* _What is required_: Word for word, retype every entry in the listing.
——
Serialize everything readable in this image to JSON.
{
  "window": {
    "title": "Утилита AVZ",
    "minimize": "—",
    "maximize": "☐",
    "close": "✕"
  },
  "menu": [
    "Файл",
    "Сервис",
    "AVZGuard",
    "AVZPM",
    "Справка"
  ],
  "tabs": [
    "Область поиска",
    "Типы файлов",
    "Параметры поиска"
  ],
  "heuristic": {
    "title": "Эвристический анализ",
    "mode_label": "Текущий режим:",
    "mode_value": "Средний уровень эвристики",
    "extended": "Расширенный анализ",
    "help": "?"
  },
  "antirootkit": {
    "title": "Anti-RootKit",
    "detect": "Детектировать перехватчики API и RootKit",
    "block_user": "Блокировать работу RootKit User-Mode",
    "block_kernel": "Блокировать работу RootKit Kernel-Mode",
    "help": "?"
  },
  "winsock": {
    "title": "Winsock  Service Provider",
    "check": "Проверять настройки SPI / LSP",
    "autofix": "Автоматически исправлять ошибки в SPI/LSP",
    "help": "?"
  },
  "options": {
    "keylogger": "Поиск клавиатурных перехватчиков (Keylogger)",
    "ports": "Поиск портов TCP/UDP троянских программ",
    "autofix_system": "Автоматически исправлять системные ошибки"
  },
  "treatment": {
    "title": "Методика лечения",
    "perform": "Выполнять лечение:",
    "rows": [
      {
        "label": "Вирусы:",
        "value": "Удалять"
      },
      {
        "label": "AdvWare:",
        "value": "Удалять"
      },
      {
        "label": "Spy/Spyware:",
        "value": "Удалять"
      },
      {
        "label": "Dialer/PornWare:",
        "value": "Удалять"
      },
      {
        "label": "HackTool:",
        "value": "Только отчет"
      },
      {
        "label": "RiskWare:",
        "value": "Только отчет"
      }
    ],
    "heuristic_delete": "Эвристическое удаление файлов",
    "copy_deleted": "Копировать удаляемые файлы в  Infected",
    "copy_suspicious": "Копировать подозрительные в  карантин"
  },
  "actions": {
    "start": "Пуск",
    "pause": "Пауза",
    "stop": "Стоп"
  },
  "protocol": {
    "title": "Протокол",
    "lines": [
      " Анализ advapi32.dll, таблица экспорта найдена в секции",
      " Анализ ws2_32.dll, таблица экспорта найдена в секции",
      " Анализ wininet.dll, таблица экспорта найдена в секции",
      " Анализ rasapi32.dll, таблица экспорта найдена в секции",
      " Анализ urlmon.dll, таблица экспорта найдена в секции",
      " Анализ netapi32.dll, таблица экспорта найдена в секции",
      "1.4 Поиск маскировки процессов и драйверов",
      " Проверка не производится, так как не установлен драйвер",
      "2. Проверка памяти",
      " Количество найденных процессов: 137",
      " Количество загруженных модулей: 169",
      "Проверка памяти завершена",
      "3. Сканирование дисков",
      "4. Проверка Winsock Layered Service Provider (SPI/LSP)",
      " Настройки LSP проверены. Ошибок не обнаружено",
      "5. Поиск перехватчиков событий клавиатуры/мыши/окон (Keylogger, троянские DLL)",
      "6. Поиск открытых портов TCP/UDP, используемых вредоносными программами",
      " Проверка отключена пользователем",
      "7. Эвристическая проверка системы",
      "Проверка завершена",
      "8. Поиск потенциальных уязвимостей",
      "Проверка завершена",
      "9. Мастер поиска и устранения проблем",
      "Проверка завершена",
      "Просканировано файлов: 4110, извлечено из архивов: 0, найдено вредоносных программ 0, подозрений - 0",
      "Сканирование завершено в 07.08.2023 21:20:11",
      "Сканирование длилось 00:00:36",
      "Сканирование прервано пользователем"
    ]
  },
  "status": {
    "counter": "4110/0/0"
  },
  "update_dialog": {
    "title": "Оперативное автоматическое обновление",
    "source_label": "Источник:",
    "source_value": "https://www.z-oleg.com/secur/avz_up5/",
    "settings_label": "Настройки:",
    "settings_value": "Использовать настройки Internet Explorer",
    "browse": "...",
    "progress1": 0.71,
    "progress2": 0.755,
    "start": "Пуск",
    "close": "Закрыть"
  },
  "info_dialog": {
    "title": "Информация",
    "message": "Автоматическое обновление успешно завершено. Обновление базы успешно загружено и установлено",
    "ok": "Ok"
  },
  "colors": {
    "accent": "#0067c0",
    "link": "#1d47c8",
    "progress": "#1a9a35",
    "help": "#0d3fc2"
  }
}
——
* _Correct response_:
Serialize everything readable in this image to JSON.
{
  "window": {
    "title": "Утилита AVZ",
    "minimize": "—",
    "maximize": "☐",
    "close": "✕"
  },
  "menu": [
    "Файл",
    "Сервис",
    "AVZGuard",
    "AVZPM",
    "Справка"
  ],
  "tabs": [
    "Область поиска",
    "Типы файлов",
    "Параметры поиска"
  ],
  "heuristic": {
    "title": "Эвристический анализ",
    "mode_label": "Текущий режим:",
    "mode_value": "Средний уровень эвристики",
    "extended": "Расширенный анализ",
    "help": "?"
  },
  "antirootkit": {
    "title": "Anti-RootKit",
    "detect": "Детектировать перехватчики API и RootKit",
    "block_user": "Блокировать работу RootKit User-Mode",
    "block_kernel": "Блокировать работу RootKit Kernel-Mode",
    "help": "?"
  },
  "winsock": {
    "title": "Winsock  Service Provider",
    "check": "Проверять настройки SPI / LSP",
    "autofix": "Автоматически исправлять ошибки в SPI/LSP",
    "help": "?"
  },
  "options": {
    "keylogger": "Поиск клавиатурных перехватчиков (Keylogger)",
    "ports": "Поиск портов TCP/UDP троянских программ",
    "autofix_system": "Автоматически исправлять системные ошибки"
  },
  "treatment": {
    "title": "Методика лечения",
    "perform": "Выполнять лечение:",
    "rows": [
      {
        "label": "Вирусы:",
        "value": "Удалять"
      },
      {
        "label": "AdvWare:",
        "value": "Удалять"
      },
      {
        "label": "Spy/Spyware:",
        "value": "Удалять"
      },
      {
        "label": "Dialer/PornWare:",
        "value": "Удалять"
      },
      {
        "label": "HackTool:",
        "value": "Только отчет"
      },
      {
        "label": "RiskWare:",
        "value": "Только отчет"
      }
    ],
    "heuristic_delete": "Эвристическое удаление файлов",
    "copy_deleted": "Копировать удаляемые файлы в  Infected",
    "copy_suspicious": "Копировать подозрительные в  карантин"
  },
  "actions": {
    "start": "Пуск",
    "pause": "Пауза",
    "stop": "Стоп"
  },
  "protocol": {
    "title": "Протокол",
    "lines": [
      " Анализ advapi32.dll, таблица экспорта найдена в секции",
      " Анализ ws2_32.dll, таблица экспорта найдена в секции",
      " Анализ wininet.dll, таблица экспорта найдена в секции",
      " Анализ rasapi32.dll, таблица экспорта найдена в секции",
      " Анализ urlmon.dll, таблица экспорта найдена в секции",
      " Анализ netapi32.dll, таблица экспорта найдена в секции",
      "1.4 Поиск маскировки процессов и драйверов",
      " Проверка не производится, так как не установлен драйвер",
      "2. Проверка памяти",
      " Количество найденных процессов: 137",
      " Количество загруженных модулей: 169",
      "Проверка памяти завершена",
      "3. Сканирование дисков",
      "4. Проверка Winsock Layered Service Provider (SPI/LSP)",
      " Настройки LSP проверены. Ошибок не обнаружено",
      "5. Поиск перехватчиков событий клавиатуры/мыши/окон (Keylogger, троянские DLL)",
      "6. Поиск открытых портов TCP/UDP, используемых вредоносными программами",
      " Проверка отключена пользователем",
      "7. Эвристическая проверка системы",
      "Проверка завершена",
      "8. Поиск потенциальных уязвимостей",
      "Проверка завершена",
      "9. Мастер поиска и устранения проблем",
      "Проверка завершена",
      "Просканировано файлов: 4110, извлечено из архивов: 0, найдено вредоносных программ 0, подозрений - 0",
      "Сканирование завершено в 07.08.2023 21:20:11",
      "Сканирование длилось 00:00:36",
      "Сканирование прервано пользователем"
    ]
  },
  "status": {
    "counter": "4110/0/0"
  },
  "update_dialog": {
    "title": "Оперативное автоматическое обновление",
    "source_label": "Источник:",
    "source_value": "https://www.z-oleg.com/secur/avz_up5/",
    "settings_label": "Настройки:",
    "settings_value": "Использовать настройки Internet Explorer",
    "browse": "...",
    "progress1": 0.71,
    "progress2": 0.755,
    "start": "Пуск",
    "close": "Закрыть"
  },
  "info_dialog": {
    "title": "Информация",
    "message": "Автоматическое обновление успешно завершено. Обновление базы успешно загружено и установлено",
    "ok": "Ok"
  },
  "colors": {
    "accent": "#0067c0",
    "link": "#1d47c8",
    "progress": "#1a9a35",
    "help": "#0d3fc2"
  }
}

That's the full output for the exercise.